==== Extracted material ====

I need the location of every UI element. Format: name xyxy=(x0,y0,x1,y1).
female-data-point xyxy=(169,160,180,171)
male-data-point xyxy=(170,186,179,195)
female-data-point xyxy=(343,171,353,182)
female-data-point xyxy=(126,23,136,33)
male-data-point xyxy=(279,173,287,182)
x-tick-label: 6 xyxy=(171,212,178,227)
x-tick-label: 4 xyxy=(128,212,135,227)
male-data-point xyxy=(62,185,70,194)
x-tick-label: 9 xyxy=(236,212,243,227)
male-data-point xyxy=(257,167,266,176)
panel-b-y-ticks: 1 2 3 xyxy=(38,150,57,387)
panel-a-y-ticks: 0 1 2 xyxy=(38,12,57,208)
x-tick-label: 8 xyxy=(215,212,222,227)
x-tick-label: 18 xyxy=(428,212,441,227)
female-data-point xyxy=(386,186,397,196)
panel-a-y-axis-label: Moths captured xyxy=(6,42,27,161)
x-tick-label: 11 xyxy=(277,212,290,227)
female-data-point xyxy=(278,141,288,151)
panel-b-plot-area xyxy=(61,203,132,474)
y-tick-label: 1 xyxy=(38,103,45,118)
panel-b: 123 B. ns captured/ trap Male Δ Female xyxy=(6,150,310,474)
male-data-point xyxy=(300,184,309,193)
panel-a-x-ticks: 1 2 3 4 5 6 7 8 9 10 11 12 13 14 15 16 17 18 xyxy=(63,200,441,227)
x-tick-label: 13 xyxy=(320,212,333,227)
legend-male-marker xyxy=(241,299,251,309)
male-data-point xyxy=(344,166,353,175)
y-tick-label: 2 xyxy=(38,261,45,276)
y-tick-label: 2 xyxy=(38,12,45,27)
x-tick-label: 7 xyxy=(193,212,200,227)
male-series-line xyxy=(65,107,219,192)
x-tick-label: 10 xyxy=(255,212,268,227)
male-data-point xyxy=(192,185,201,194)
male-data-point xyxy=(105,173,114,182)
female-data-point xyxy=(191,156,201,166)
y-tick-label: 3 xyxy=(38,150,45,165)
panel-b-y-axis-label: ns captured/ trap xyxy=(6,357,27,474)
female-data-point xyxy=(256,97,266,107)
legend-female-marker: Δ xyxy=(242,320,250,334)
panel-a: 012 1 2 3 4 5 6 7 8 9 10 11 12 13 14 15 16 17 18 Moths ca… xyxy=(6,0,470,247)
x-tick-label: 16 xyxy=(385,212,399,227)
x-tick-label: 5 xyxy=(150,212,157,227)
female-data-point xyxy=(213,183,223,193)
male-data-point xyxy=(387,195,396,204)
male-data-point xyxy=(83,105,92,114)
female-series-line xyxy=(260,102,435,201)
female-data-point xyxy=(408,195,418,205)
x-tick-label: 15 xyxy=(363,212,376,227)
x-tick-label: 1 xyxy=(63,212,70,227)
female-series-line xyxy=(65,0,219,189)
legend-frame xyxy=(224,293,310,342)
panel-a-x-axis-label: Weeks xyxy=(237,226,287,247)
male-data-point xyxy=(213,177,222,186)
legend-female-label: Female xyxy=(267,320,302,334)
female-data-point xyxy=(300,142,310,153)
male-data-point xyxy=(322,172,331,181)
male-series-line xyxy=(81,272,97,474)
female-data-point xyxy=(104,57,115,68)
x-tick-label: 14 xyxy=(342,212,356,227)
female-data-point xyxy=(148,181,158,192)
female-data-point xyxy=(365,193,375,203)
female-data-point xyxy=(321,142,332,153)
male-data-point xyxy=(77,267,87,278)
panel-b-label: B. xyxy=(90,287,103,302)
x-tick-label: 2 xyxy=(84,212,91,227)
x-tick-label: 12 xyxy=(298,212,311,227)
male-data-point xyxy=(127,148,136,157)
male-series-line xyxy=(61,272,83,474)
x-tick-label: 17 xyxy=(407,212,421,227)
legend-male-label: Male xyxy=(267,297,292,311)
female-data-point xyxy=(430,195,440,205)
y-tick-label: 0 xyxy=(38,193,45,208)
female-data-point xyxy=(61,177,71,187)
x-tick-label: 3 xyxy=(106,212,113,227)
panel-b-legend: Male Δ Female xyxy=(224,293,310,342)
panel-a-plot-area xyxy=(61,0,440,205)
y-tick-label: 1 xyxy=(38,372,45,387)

====

◆ Exercise requirements ◆
Reproduce all of the items above, substituting "female-observation" for every occurrence of "female-data-point" and leaving everything else unchanged.

◆ Task answer ◆
I need the location of every UI element. Format: name xyxy=(x0,y0,x1,y1).
female-observation xyxy=(169,160,180,171)
male-data-point xyxy=(170,186,179,195)
female-observation xyxy=(343,171,353,182)
female-observation xyxy=(126,23,136,33)
male-data-point xyxy=(279,173,287,182)
x-tick-label: 6 xyxy=(171,212,178,227)
x-tick-label: 4 xyxy=(128,212,135,227)
male-data-point xyxy=(62,185,70,194)
x-tick-label: 9 xyxy=(236,212,243,227)
male-data-point xyxy=(257,167,266,176)
panel-b-y-ticks: 1 2 3 xyxy=(38,150,57,387)
panel-a-y-ticks: 0 1 2 xyxy=(38,12,57,208)
x-tick-label: 8 xyxy=(215,212,222,227)
x-tick-label: 18 xyxy=(428,212,441,227)
female-observation xyxy=(386,186,397,196)
panel-a-y-axis-label: Moths captured xyxy=(6,42,27,161)
x-tick-label: 11 xyxy=(277,212,290,227)
female-observation xyxy=(278,141,288,151)
panel-b-plot-area xyxy=(61,203,132,474)
y-tick-label: 1 xyxy=(38,103,45,118)
panel-b: 123 B. ns captured/ trap Male Δ Female xyxy=(6,150,310,474)
male-data-point xyxy=(300,184,309,193)
panel-a-x-ticks: 1 2 3 4 5 6 7 8 9 10 11 12 13 14 15 16 17 18 xyxy=(63,200,441,227)
x-tick-label: 13 xyxy=(320,212,333,227)
legend-male-marker xyxy=(241,299,251,309)
male-data-point xyxy=(344,166,353,175)
y-tick-label: 2 xyxy=(38,261,45,276)
y-tick-label: 2 xyxy=(38,12,45,27)
x-tick-label: 7 xyxy=(193,212,200,227)
male-series-line xyxy=(65,107,219,192)
x-tick-label: 10 xyxy=(255,212,268,227)
male-data-point xyxy=(192,185,201,194)
male-data-point xyxy=(105,173,114,182)
female-observation xyxy=(191,156,201,166)
y-tick-label: 3 xyxy=(38,150,45,165)
panel-b-y-axis-label: ns captured/ trap xyxy=(6,357,27,474)
female-observation xyxy=(256,97,266,107)
legend-female-marker: Δ xyxy=(242,320,250,334)
panel-a: 012 1 2 3 4 5 6 7 8 9 10 11 12 13 14 15 16 17 18 Moths ca… xyxy=(6,0,470,247)
x-tick-label: 16 xyxy=(385,212,399,227)
x-tick-label: 5 xyxy=(150,212,157,227)
female-observation xyxy=(213,183,223,193)
male-data-point xyxy=(387,195,396,204)
male-data-point xyxy=(83,105,92,114)
female-series-line xyxy=(260,102,435,201)
female-observation xyxy=(408,195,418,205)
x-tick-label: 15 xyxy=(363,212,376,227)
x-tick-label: 1 xyxy=(63,212,70,227)
female-series-line xyxy=(65,0,219,189)
legend-frame xyxy=(224,293,310,342)
panel-a-x-axis-label: Weeks xyxy=(237,226,287,247)
male-data-point xyxy=(213,177,222,186)
legend-female-label: Female xyxy=(267,320,302,334)
female-observation xyxy=(300,142,310,153)
male-data-point xyxy=(322,172,331,181)
male-series-line xyxy=(81,272,97,474)
female-observation xyxy=(104,57,115,68)
x-tick-label: 14 xyxy=(342,212,356,227)
female-observation xyxy=(148,181,158,192)
female-observation xyxy=(365,193,375,203)
female-observation xyxy=(321,142,332,153)
male-data-point xyxy=(77,267,87,278)
panel-b-label: B. xyxy=(90,287,103,302)
x-tick-label: 2 xyxy=(84,212,91,227)
x-tick-label: 12 xyxy=(298,212,311,227)
male-data-point xyxy=(127,148,136,157)
male-series-line xyxy=(61,272,83,474)
x-tick-label: 17 xyxy=(407,212,421,227)
legend-male-label: Male xyxy=(267,297,292,311)
female-observation xyxy=(430,195,440,205)
y-tick-label: 0 xyxy=(38,193,45,208)
female-observation xyxy=(61,177,71,187)
x-tick-label: 3 xyxy=(106,212,113,227)
panel-b-legend: Male Δ Female xyxy=(224,293,310,342)
panel-a-plot-area xyxy=(61,0,440,205)
y-tick-label: 1 xyxy=(38,372,45,387)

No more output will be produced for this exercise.